▶ [Aim] Each line of the material must be repeated precisely, with the pictures left out.
== Rows ==
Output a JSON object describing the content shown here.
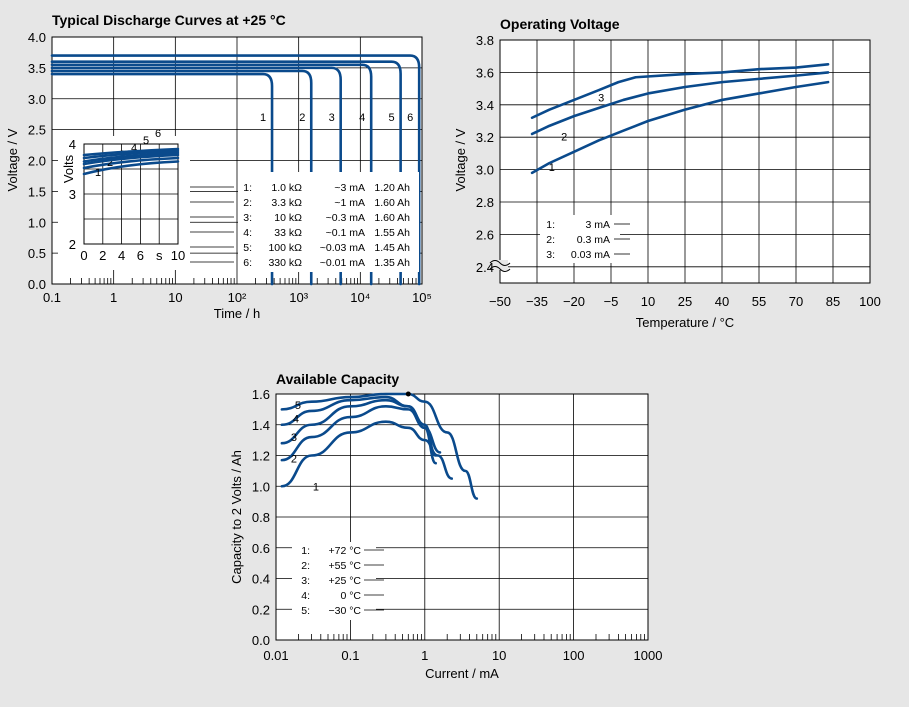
{
  "chart_data": [
    {
      "type": "line",
      "title": "Typical Discharge Curves at +25 °C",
      "xlabel": "Time / h",
      "ylabel": "Voltage / V",
      "xscale": "log",
      "xlim": [
        0.1,
        100000
      ],
      "ylim": [
        0,
        4
      ],
      "xticks": [
        "0.1",
        "1",
        "10",
        "10²",
        "10³",
        "10⁴",
        "10⁵"
      ],
      "yticks": [
        "0.0",
        "0.5",
        "1.0",
        "1.5",
        "2.0",
        "2.5",
        "3.0",
        "3.5",
        "4.0"
      ],
      "curve_color": "#0a4a8c",
      "series": [
        {
          "name": "1",
          "plateau": 3.4,
          "end_time": 370
        },
        {
          "name": "2",
          "plateau": 3.45,
          "end_time": 1600
        },
        {
          "name": "3",
          "plateau": 3.5,
          "end_time": 4800
        },
        {
          "name": "4",
          "plateau": 3.55,
          "end_time": 15000
        },
        {
          "name": "5",
          "plateau": 3.6,
          "end_time": 45000
        },
        {
          "name": "6",
          "plateau": 3.7,
          "end_time": 90000
        }
      ],
      "legend": [
        {
          "n": "1:",
          "r": "1.0 kΩ",
          "i": "~3 mA",
          "c": "1.20 Ah"
        },
        {
          "n": "2:",
          "r": "3.3 kΩ",
          "i": "~1 mA",
          "c": "1.60 Ah"
        },
        {
          "n": "3:",
          "r": "10 kΩ",
          "i": "~0.3 mA",
          "c": "1.60 Ah"
        },
        {
          "n": "4:",
          "r": "33 kΩ",
          "i": "~0.1 mA",
          "c": "1.55 Ah"
        },
        {
          "n": "5:",
          "r": "100 kΩ",
          "i": "~0.03 mA",
          "c": "1.45 Ah"
        },
        {
          "n": "6:",
          "r": "330 kΩ",
          "i": "~0.01 mA",
          "c": "1.35 Ah"
        }
      ],
      "inset": {
        "ylabel": "Volts",
        "xlim": [
          0,
          10
        ],
        "ylim": [
          2,
          4
        ],
        "xticks": [
          "0",
          "2",
          "4",
          "6",
          "s",
          "10"
        ],
        "yticks": [
          "2",
          "3",
          "4"
        ],
        "series": [
          {
            "name": "1",
            "y0": 3.4,
            "y1": 3.65
          },
          {
            "name": "2",
            "y0": 3.52,
            "y1": 3.72
          },
          {
            "name": "3",
            "y0": 3.6,
            "y1": 3.78
          },
          {
            "name": "4",
            "y0": 3.65,
            "y1": 3.82
          },
          {
            "name": "5",
            "y0": 3.72,
            "y1": 3.86
          },
          {
            "name": "6",
            "y0": 3.78,
            "y1": 3.9
          }
        ]
      }
    },
    {
      "type": "line",
      "title": "Operating Voltage",
      "xlabel": "Temperature / °C",
      "ylabel": "Voltage / V",
      "xlim": [
        -50,
        100
      ],
      "ylim": [
        2.3,
        3.8
      ],
      "xticks": [
        "−50",
        "−35",
        "−20",
        "−5",
        "10",
        "25",
        "40",
        "55",
        "70",
        "85",
        "100"
      ],
      "yticks": [
        "2.4",
        "2.6",
        "2.8",
        "3.0",
        "3.2",
        "3.4",
        "3.6",
        "3.8"
      ],
      "axis_break": true,
      "series": [
        {
          "name": "1",
          "x": [
            -37,
            -30,
            -20,
            -10,
            0,
            10,
            25,
            40,
            55,
            70,
            83
          ],
          "y": [
            2.98,
            3.04,
            3.11,
            3.18,
            3.24,
            3.3,
            3.37,
            3.43,
            3.47,
            3.51,
            3.54
          ]
        },
        {
          "name": "2",
          "x": [
            -37,
            -30,
            -20,
            -10,
            0,
            10,
            25,
            40,
            55,
            70,
            83
          ],
          "y": [
            3.22,
            3.27,
            3.33,
            3.38,
            3.43,
            3.47,
            3.51,
            3.54,
            3.56,
            3.58,
            3.6
          ]
        },
        {
          "name": "3",
          "x": [
            -37,
            -30,
            -20,
            -10,
            -2,
            5,
            25,
            40,
            55,
            70,
            83
          ],
          "y": [
            3.32,
            3.37,
            3.43,
            3.49,
            3.54,
            3.57,
            3.59,
            3.6,
            3.62,
            3.63,
            3.65
          ]
        }
      ],
      "legend": [
        {
          "n": "1:",
          "v": "3 mA"
        },
        {
          "n": "2:",
          "v": "0.3 mA"
        },
        {
          "n": "3:",
          "v": "0.03 mA"
        }
      ]
    },
    {
      "type": "line",
      "title": "Available Capacity",
      "xlabel": "Current / mA",
      "ylabel": "Capacity to 2 Volts / Ah",
      "xscale": "log",
      "xlim": [
        0.01,
        1000
      ],
      "ylim": [
        0,
        1.6
      ],
      "xticks": [
        "0.01",
        "0.1",
        "1",
        "10",
        "100",
        "1000"
      ],
      "yticks": [
        "0.0",
        "0.2",
        "0.4",
        "0.6",
        "0.8",
        "1.0",
        "1.2",
        "1.4",
        "1.6"
      ],
      "series": [
        {
          "name": "1",
          "x": [
            0.012,
            0.03,
            0.1,
            0.3,
            0.6,
            1.0,
            1.5,
            2.3
          ],
          "y": [
            1.0,
            1.2,
            1.35,
            1.42,
            1.38,
            1.3,
            1.2,
            1.05
          ]
        },
        {
          "name": "2",
          "x": [
            0.012,
            0.03,
            0.1,
            0.3,
            0.6,
            1.0,
            1.4
          ],
          "y": [
            1.17,
            1.32,
            1.45,
            1.52,
            1.5,
            1.38,
            1.15
          ]
        },
        {
          "name": "3",
          "x": [
            0.012,
            0.03,
            0.1,
            0.3,
            0.6,
            1.0,
            1.4
          ],
          "y": [
            1.28,
            1.4,
            1.52,
            1.56,
            1.52,
            1.4,
            1.2
          ]
        },
        {
          "name": "4",
          "x": [
            0.012,
            0.03,
            0.1,
            0.3,
            0.6,
            1.0,
            1.6
          ],
          "y": [
            1.4,
            1.49,
            1.56,
            1.58,
            1.52,
            1.38,
            1.22
          ]
        },
        {
          "name": "5",
          "x": [
            0.012,
            0.03,
            0.1,
            0.3,
            0.6,
            1.0,
            2.0,
            3.5,
            5.0
          ],
          "y": [
            1.5,
            1.55,
            1.58,
            1.6,
            1.6,
            1.55,
            1.35,
            1.1,
            0.92
          ]
        }
      ],
      "marker": {
        "x": 0.6,
        "y": 1.6
      },
      "legend": [
        {
          "n": "1:",
          "v": "+72 °C"
        },
        {
          "n": "2:",
          "v": "+55 °C"
        },
        {
          "n": "3:",
          "v": "+25 °C"
        },
        {
          "n": "4:",
          "v": "0 °C"
        },
        {
          "n": "5:",
          "v": "−30 °C"
        }
      ]
    }
  ]
}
===
▶ [Answer in full]
Output a JSON object describing the content shown here.
{
  "chart_data": [
    {
      "type": "line",
      "title": "Typical Discharge Curves at +25 °C",
      "xlabel": "Time / h",
      "ylabel": "Voltage / V",
      "xscale": "log",
      "xlim": [
        0.1,
        100000
      ],
      "ylim": [
        0,
        4
      ],
      "xticks": [
        "0.1",
        "1",
        "10",
        "10²",
        "10³",
        "10⁴",
        "10⁵"
      ],
      "yticks": [
        "0.0",
        "0.5",
        "1.0",
        "1.5",
        "2.0",
        "2.5",
        "3.0",
        "3.5",
        "4.0"
      ],
      "curve_color": "#0a4a8c",
      "series": [
        {
          "name": "1",
          "plateau": 3.4,
          "end_time": 370
        },
        {
          "name": "2",
          "plateau": 3.45,
          "end_time": 1600
        },
        {
          "name": "3",
          "plateau": 3.5,
          "end_time": 4800
        },
        {
          "name": "4",
          "plateau": 3.55,
          "end_time": 15000
        },
        {
          "name": "5",
          "plateau": 3.6,
          "end_time": 45000
        },
        {
          "name": "6",
          "plateau": 3.7,
          "end_time": 90000
        }
      ],
      "legend": [
        {
          "n": "1:",
          "r": "1.0 kΩ",
          "i": "~3 mA",
          "c": "1.20 Ah"
        },
        {
          "n": "2:",
          "r": "3.3 kΩ",
          "i": "~1 mA",
          "c": "1.60 Ah"
        },
        {
          "n": "3:",
          "r": "10 kΩ",
          "i": "~0.3 mA",
          "c": "1.60 Ah"
        },
        {
          "n": "4:",
          "r": "33 kΩ",
          "i": "~0.1 mA",
          "c": "1.55 Ah"
        },
        {
          "n": "5:",
          "r": "100 kΩ",
          "i": "~0.03 mA",
          "c": "1.45 Ah"
        },
        {
          "n": "6:",
          "r": "330 kΩ",
          "i": "~0.01 mA",
          "c": "1.35 Ah"
        }
      ],
      "inset": {
        "ylabel": "Volts",
        "xlim": [
          0,
          10
        ],
        "ylim": [
          2,
          4
        ],
        "xticks": [
          "0",
          "2",
          "4",
          "6",
          "s",
          "10"
        ],
        "yticks": [
          "2",
          "3",
          "4"
        ],
        "series": [
          {
            "name": "1",
            "y0": 3.4,
            "y1": 3.65
          },
          {
            "name": "2",
            "y0": 3.52,
            "y1": 3.72
          },
          {
            "name": "3",
            "y0": 3.6,
            "y1": 3.78
          },
          {
            "name": "4",
            "y0": 3.65,
            "y1": 3.82
          },
          {
            "name": "5",
            "y0": 3.72,
            "y1": 3.86
          },
          {
            "name": "6",
            "y0": 3.78,
            "y1": 3.9
          }
        ]
      }
    },
    {
      "type": "line",
      "title": "Operating Voltage",
      "xlabel": "Temperature / °C",
      "ylabel": "Voltage / V",
      "xlim": [
        -50,
        100
      ],
      "ylim": [
        2.3,
        3.8
      ],
      "xticks": [
        "−50",
        "−35",
        "−20",
        "−5",
        "10",
        "25",
        "40",
        "55",
        "70",
        "85",
        "100"
      ],
      "yticks": [
        "2.4",
        "2.6",
        "2.8",
        "3.0",
        "3.2",
        "3.4",
        "3.6",
        "3.8"
      ],
      "axis_break": true,
      "series": [
        {
          "name": "1",
          "x": [
            -37,
            -30,
            -20,
            -10,
            0,
            10,
            25,
            40,
            55,
            70,
            83
          ],
          "y": [
            2.98,
            3.04,
            3.11,
            3.18,
            3.24,
            3.3,
            3.37,
            3.43,
            3.47,
            3.51,
            3.54
          ]
        },
        {
          "name": "2",
          "x": [
            -37,
            -30,
            -20,
            -10,
            0,
            10,
            25,
            40,
            55,
            70,
            83
          ],
          "y": [
            3.22,
            3.27,
            3.33,
            3.38,
            3.43,
            3.47,
            3.51,
            3.54,
            3.56,
            3.58,
            3.6
          ]
        },
        {
          "name": "3",
          "x": [
            -37,
            -30,
            -20,
            -10,
            -2,
            5,
            25,
            40,
            55,
            70,
            83
          ],
          "y": [
            3.32,
            3.37,
            3.43,
            3.49,
            3.54,
            3.57,
            3.59,
            3.6,
            3.62,
            3.63,
            3.65
          ]
        }
      ],
      "legend": [
        {
          "n": "1:",
          "v": "3 mA"
        },
        {
          "n": "2:",
          "v": "0.3 mA"
        },
        {
          "n": "3:",
          "v": "0.03 mA"
        }
      ]
    },
    {
      "type": "line",
      "title": "Available Capacity",
      "xlabel": "Current / mA",
      "ylabel": "Capacity to 2 Volts / Ah",
      "xscale": "log",
      "xlim": [
        0.01,
        1000
      ],
      "ylim": [
        0,
        1.6
      ],
      "xticks": [
        "0.01",
        "0.1",
        "1",
        "10",
        "100",
        "1000"
      ],
      "yticks": [
        "0.0",
        "0.2",
        "0.4",
        "0.6",
        "0.8",
        "1.0",
        "1.2",
        "1.4",
        "1.6"
      ],
      "series": [
        {
          "name": "1",
          "x": [
            0.012,
            0.03,
            0.1,
            0.3,
            0.6,
            1.0,
            1.5,
            2.3
          ],
          "y": [
            1.0,
            1.2,
            1.35,
            1.42,
            1.38,
            1.3,
            1.2,
            1.05
          ]
        },
        {
          "name": "2",
          "x": [
            0.012,
            0.03,
            0.1,
            0.3,
            0.6,
            1.0,
            1.4
          ],
          "y": [
            1.17,
            1.32,
            1.45,
            1.52,
            1.5,
            1.38,
            1.15
          ]
        },
        {
          "name": "3",
          "x": [
            0.012,
            0.03,
            0.1,
            0.3,
            0.6,
            1.0,
            1.4
          ],
          "y": [
            1.28,
            1.4,
            1.52,
            1.56,
            1.52,
            1.4,
            1.2
          ]
        },
        {
          "name": "4",
          "x": [
            0.012,
            0.03,
            0.1,
            0.3,
            0.6,
            1.0,
            1.6
          ],
          "y": [
            1.4,
            1.49,
            1.56,
            1.58,
            1.52,
            1.38,
            1.22
          ]
        },
        {
          "name": "5",
          "x": [
            0.012,
            0.03,
            0.1,
            0.3,
            0.6,
            1.0,
            2.0,
            3.5,
            5.0
          ],
          "y": [
            1.5,
            1.55,
            1.58,
            1.6,
            1.6,
            1.55,
            1.35,
            1.1,
            0.92
          ]
        }
      ],
      "marker": {
        "x": 0.6,
        "y": 1.6
      },
      "legend": [
        {
          "n": "1:",
          "v": "+72 °C"
        },
        {
          "n": "2:",
          "v": "+55 °C"
        },
        {
          "n": "3:",
          "v": "+25 °C"
        },
        {
          "n": "4:",
          "v": "0 °C"
        },
        {
          "n": "5:",
          "v": "−30 °C"
        }
      ]
    }
  ]
}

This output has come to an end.